* WHAT YOU WILL DO:
State the number of lines that contain "List", with no other text.
===
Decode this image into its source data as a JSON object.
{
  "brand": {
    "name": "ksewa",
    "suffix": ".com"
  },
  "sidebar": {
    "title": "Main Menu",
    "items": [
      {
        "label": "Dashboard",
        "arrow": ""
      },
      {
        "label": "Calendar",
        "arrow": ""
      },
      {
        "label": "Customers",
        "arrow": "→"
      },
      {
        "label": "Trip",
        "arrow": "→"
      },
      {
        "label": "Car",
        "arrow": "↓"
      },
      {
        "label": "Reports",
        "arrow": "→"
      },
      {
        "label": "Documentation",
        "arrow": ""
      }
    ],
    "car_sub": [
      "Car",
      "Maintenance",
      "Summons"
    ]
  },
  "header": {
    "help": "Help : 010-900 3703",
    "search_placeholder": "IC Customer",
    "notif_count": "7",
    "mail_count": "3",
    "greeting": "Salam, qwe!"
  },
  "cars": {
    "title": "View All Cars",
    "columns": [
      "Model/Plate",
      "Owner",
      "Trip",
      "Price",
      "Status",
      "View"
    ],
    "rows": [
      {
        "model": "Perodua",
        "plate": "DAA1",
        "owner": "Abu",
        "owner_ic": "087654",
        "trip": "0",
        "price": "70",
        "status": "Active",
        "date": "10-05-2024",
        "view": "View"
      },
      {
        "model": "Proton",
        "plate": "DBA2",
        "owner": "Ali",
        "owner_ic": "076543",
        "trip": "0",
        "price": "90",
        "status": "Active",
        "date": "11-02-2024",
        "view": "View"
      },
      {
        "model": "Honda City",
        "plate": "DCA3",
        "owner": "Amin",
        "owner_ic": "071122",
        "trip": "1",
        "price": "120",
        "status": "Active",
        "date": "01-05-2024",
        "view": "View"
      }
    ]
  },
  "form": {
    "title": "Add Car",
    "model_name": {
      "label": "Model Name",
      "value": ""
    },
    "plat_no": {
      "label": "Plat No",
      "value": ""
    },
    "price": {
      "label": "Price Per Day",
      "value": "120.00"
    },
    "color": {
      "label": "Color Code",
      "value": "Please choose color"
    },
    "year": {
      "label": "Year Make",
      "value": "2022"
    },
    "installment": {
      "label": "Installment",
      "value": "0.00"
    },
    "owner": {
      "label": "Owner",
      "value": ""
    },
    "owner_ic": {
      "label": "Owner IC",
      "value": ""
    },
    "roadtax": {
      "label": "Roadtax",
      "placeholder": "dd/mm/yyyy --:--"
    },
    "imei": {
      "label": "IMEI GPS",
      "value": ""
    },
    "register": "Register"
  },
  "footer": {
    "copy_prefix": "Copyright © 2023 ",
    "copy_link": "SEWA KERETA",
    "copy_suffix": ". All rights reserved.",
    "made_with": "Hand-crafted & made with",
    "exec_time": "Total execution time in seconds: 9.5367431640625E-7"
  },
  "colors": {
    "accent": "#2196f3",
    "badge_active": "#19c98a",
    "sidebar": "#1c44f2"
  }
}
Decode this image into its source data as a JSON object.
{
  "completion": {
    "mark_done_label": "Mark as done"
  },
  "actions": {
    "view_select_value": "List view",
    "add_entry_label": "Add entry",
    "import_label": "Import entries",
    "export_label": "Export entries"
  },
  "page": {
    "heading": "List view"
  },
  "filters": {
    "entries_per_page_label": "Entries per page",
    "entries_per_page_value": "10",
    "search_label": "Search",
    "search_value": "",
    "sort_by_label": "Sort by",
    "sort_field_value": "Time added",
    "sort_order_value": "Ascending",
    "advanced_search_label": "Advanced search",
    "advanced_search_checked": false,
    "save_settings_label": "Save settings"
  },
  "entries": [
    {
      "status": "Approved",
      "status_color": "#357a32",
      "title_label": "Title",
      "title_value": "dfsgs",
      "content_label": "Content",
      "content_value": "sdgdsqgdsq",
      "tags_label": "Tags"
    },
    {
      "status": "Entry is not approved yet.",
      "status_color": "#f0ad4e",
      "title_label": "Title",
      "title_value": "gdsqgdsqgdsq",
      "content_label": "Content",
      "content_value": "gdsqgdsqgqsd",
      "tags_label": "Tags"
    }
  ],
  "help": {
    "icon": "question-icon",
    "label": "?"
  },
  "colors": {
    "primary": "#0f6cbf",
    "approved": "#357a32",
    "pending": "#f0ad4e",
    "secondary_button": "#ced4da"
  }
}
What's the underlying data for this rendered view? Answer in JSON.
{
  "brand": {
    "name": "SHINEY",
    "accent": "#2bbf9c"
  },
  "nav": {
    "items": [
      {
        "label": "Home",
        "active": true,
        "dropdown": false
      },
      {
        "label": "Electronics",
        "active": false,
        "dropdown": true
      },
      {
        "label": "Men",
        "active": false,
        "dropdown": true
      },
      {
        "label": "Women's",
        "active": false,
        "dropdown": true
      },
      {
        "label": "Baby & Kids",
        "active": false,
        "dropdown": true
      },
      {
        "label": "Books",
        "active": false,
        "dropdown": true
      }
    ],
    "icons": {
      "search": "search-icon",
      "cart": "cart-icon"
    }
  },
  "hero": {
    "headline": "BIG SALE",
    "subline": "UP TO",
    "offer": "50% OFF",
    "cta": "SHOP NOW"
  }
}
===
* RESPONSE TO THE TASK:
2